> Problem
Copy out every line of the material below without changing a single character.

● ● ● ● ● ● ●

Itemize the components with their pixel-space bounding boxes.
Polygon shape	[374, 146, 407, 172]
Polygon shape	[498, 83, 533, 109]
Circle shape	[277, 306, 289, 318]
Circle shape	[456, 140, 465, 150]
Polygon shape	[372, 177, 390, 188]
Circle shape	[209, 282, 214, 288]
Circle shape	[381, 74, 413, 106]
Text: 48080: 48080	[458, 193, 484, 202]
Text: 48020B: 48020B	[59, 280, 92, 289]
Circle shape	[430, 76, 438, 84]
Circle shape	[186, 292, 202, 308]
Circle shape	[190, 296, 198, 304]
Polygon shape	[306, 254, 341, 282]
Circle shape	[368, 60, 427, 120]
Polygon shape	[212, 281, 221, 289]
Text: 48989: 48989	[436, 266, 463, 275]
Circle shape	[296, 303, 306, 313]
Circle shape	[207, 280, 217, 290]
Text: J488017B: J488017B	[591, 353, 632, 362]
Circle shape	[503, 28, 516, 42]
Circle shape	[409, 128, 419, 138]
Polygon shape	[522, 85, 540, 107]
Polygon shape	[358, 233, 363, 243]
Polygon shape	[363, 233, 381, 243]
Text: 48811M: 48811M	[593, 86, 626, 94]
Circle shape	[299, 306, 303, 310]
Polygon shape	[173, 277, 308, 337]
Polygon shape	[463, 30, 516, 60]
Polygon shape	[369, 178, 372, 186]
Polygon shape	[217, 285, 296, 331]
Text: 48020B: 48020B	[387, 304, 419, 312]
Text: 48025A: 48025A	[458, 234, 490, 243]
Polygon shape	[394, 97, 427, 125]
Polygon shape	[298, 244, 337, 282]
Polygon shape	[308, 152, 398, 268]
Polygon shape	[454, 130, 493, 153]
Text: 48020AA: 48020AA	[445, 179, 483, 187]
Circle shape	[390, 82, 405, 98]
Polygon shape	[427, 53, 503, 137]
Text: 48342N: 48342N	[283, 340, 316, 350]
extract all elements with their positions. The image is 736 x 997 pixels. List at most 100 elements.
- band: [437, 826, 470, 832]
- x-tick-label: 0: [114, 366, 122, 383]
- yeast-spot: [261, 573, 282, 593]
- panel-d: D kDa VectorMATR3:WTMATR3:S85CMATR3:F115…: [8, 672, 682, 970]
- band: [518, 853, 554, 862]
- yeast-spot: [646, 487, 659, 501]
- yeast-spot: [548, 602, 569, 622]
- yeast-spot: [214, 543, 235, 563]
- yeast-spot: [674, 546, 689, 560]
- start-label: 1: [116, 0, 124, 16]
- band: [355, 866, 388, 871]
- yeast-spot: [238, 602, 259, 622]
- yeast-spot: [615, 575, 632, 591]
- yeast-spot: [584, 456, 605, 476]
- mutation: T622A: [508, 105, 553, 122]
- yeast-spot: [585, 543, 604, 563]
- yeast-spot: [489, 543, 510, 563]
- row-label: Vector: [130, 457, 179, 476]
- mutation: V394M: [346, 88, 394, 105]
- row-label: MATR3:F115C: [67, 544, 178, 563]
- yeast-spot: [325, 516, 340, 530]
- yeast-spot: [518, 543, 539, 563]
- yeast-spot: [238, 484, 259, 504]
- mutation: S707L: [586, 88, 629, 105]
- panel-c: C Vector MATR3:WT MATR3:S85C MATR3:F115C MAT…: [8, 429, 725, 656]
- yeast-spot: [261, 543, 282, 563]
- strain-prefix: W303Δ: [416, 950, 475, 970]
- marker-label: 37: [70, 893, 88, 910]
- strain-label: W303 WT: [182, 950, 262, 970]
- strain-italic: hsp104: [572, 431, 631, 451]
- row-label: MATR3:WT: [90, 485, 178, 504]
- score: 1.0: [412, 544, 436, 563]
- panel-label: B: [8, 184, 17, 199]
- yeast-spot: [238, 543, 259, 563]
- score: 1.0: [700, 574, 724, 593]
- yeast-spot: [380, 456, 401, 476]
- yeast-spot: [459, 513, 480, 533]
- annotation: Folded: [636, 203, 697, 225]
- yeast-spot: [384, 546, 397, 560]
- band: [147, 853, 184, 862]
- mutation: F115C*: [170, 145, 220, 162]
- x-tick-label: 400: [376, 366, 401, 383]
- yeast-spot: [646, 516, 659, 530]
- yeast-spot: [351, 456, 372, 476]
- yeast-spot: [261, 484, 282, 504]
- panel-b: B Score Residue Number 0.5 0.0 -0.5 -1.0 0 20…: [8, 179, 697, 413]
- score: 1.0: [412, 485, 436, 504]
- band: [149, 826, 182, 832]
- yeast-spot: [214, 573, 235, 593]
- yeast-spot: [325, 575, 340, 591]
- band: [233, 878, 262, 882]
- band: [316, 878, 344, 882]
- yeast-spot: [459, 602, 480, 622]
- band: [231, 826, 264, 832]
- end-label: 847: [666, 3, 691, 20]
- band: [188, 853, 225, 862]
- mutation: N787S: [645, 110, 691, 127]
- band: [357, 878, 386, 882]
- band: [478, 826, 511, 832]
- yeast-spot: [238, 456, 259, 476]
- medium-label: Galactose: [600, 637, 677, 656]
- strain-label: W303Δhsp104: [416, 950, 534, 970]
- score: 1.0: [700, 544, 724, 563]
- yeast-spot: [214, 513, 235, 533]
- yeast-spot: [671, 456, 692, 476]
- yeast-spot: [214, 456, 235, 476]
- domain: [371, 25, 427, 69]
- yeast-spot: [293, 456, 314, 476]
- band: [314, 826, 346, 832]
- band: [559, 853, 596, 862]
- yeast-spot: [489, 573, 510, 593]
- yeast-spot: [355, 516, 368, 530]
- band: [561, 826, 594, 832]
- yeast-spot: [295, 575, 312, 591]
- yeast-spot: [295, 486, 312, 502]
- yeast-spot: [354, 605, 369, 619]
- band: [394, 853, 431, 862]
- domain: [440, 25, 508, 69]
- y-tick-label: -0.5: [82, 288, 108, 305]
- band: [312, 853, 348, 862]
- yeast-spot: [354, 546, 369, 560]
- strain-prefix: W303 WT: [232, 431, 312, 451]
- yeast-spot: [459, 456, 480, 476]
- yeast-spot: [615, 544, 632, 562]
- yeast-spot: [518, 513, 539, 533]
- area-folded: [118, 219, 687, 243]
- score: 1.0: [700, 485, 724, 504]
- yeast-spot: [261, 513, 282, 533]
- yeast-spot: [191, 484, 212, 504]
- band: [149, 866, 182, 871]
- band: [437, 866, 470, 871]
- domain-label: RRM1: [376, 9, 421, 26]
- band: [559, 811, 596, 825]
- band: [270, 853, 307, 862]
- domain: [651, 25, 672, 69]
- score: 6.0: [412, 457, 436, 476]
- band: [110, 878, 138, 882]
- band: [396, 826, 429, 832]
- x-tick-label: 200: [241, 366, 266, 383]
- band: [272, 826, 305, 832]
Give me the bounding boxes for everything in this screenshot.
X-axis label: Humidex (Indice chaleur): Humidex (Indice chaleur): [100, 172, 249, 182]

● ● ● ● ● ● ●

> Task output
Itemize the components with their pixel-space bounding boxes.
Polygon shape	[374, 146, 407, 172]
Polygon shape	[498, 83, 533, 109]
Circle shape	[277, 306, 289, 318]
Circle shape	[456, 140, 465, 150]
Polygon shape	[372, 177, 390, 188]
Circle shape	[209, 282, 214, 288]
Circle shape	[381, 74, 413, 106]
Text: 48080: 48080	[458, 193, 484, 202]
Text: 48020B: 48020B	[59, 280, 92, 289]
Circle shape	[430, 76, 438, 84]
Circle shape	[186, 292, 202, 308]
Circle shape	[190, 296, 198, 304]
Polygon shape	[306, 254, 341, 282]
Circle shape	[368, 60, 427, 120]
Polygon shape	[212, 281, 221, 289]
Text: 48989: 48989	[436, 266, 463, 275]
Circle shape	[296, 303, 306, 313]
Circle shape	[207, 280, 217, 290]
Text: J488017B: J488017B	[591, 353, 632, 362]
Circle shape	[503, 28, 516, 42]
Circle shape	[409, 128, 419, 138]
Polygon shape	[522, 85, 540, 107]
Polygon shape	[358, 233, 363, 243]
Polygon shape	[363, 233, 381, 243]
Text: 48811M: 48811M	[593, 86, 626, 94]
Circle shape	[299, 306, 303, 310]
Polygon shape	[173, 277, 308, 337]
Polygon shape	[463, 30, 516, 60]
Polygon shape	[369, 178, 372, 186]
Polygon shape	[217, 285, 296, 331]
Text: 48020B: 48020B	[387, 304, 419, 312]
Text: 48025A: 48025A	[458, 234, 490, 243]
Polygon shape	[394, 97, 427, 125]
Polygon shape	[298, 244, 337, 282]
Polygon shape	[308, 152, 398, 268]
Polygon shape	[454, 130, 493, 153]
Text: 48020AA: 48020AA	[445, 179, 483, 187]
Circle shape	[390, 82, 405, 98]
Polygon shape	[427, 53, 503, 137]
Text: 48342N: 48342N	[283, 340, 316, 350]
extract all elements with their positions. The image is 736 x 997 pixels. List at most 100 elements.
- band: [437, 826, 470, 832]
- x-tick-label: 0: [114, 366, 122, 383]
- yeast-spot: [261, 573, 282, 593]
- panel-d: D kDa VectorMATR3:WTMATR3:S85CMATR3:F115…: [8, 672, 682, 970]
- band: [518, 853, 554, 862]
- yeast-spot: [646, 487, 659, 501]
- yeast-spot: [548, 602, 569, 622]
- yeast-spot: [214, 543, 235, 563]
- yeast-spot: [674, 546, 689, 560]
- start-label: 1: [116, 0, 124, 16]
- band: [355, 866, 388, 871]
- yeast-spot: [238, 602, 259, 622]
- yeast-spot: [615, 575, 632, 591]
- yeast-spot: [584, 456, 605, 476]
- mutation: T622A: [508, 105, 553, 122]
- yeast-spot: [585, 543, 604, 563]
- yeast-spot: [489, 543, 510, 563]
- row-label: Vector: [130, 457, 179, 476]
- mutation: V394M: [346, 88, 394, 105]
- row-label: MATR3:F115C: [67, 544, 178, 563]
- yeast-spot: [325, 516, 340, 530]
- yeast-spot: [518, 543, 539, 563]
- yeast-spot: [238, 484, 259, 504]
- mutation: S707L: [586, 88, 629, 105]
- panel-c: C Vector MATR3:WT MATR3:S85C MATR3:F115C MAT…: [8, 429, 725, 656]
- yeast-spot: [261, 543, 282, 563]
- strain-prefix: W303Δ: [416, 950, 475, 970]
- marker-label: 37: [70, 893, 88, 910]
- strain-label: W303 WT: [182, 950, 262, 970]
- strain-italic: hsp104: [572, 431, 631, 451]
- row-label: MATR3:WT: [90, 485, 178, 504]
- score: 1.0: [412, 544, 436, 563]
- panel-label: B: [8, 184, 17, 199]
- yeast-spot: [238, 543, 259, 563]
- score: 1.0: [700, 574, 724, 593]
- yeast-spot: [380, 456, 401, 476]
- yeast-spot: [459, 513, 480, 533]
- annotation: Folded: [636, 203, 697, 225]
- yeast-spot: [384, 546, 397, 560]
- band: [147, 853, 184, 862]
- mutation: F115C*: [170, 145, 220, 162]
- x-tick-label: 400: [376, 366, 401, 383]
- yeast-spot: [646, 516, 659, 530]
- yeast-spot: [351, 456, 372, 476]
- yeast-spot: [261, 484, 282, 504]
- panel-b: B Score Residue Number 0.5 0.0 -0.5 -1.0 0 20…: [8, 179, 697, 413]
- score: 1.0: [412, 485, 436, 504]
- band: [149, 826, 182, 832]
- yeast-spot: [214, 573, 235, 593]
- yeast-spot: [325, 575, 340, 591]
- band: [233, 878, 262, 882]
- band: [316, 878, 344, 882]
- yeast-spot: [459, 602, 480, 622]
- band: [231, 826, 264, 832]
- end-label: 847: [666, 3, 691, 20]
- band: [188, 853, 225, 862]
- mutation: N787S: [645, 110, 691, 127]
- band: [357, 878, 386, 882]
- band: [478, 826, 511, 832]
- yeast-spot: [238, 456, 259, 476]
- medium-label: Galactose: [600, 637, 677, 656]
- strain-label: W303Δhsp104: [416, 950, 534, 970]
- score: 1.0: [700, 544, 724, 563]
- yeast-spot: [214, 513, 235, 533]
- yeast-spot: [671, 456, 692, 476]
- yeast-spot: [214, 456, 235, 476]
- domain: [371, 25, 427, 69]
- yeast-spot: [293, 456, 314, 476]
- band: [314, 826, 346, 832]
- band: [559, 853, 596, 862]
- yeast-spot: [489, 573, 510, 593]
- yeast-spot: [355, 516, 368, 530]
- band: [561, 826, 594, 832]
- yeast-spot: [295, 575, 312, 591]
- yeast-spot: [295, 486, 312, 502]
- yeast-spot: [354, 605, 369, 619]
- band: [394, 853, 431, 862]
- domain: [440, 25, 508, 69]
- y-tick-label: -0.5: [82, 288, 108, 305]
- band: [312, 853, 348, 862]
- yeast-spot: [354, 546, 369, 560]
- strain-prefix: W303 WT: [232, 431, 312, 451]
- yeast-spot: [459, 456, 480, 476]
- yeast-spot: [615, 544, 632, 562]
- yeast-spot: [518, 513, 539, 533]
- area-folded: [118, 219, 687, 243]
- score: 1.0: [700, 485, 724, 504]
- yeast-spot: [261, 513, 282, 533]
- yeast-spot: [191, 484, 212, 504]
- band: [149, 866, 182, 871]
- band: [437, 866, 470, 871]
- domain-label: RRM1: [376, 9, 421, 26]
- band: [559, 811, 596, 825]
- band: [270, 853, 307, 862]
- domain: [651, 25, 672, 69]
- score: 6.0: [412, 457, 436, 476]
- band: [110, 878, 138, 882]
- band: [396, 826, 429, 832]
- x-tick-label: 200: [241, 366, 266, 383]
- band: [272, 826, 305, 832]
Give me the bounding boxes for everything in this screenshot.
X-axis label: Humidex (Indice chaleur): Humidex (Indice chaleur): [100, 172, 249, 182]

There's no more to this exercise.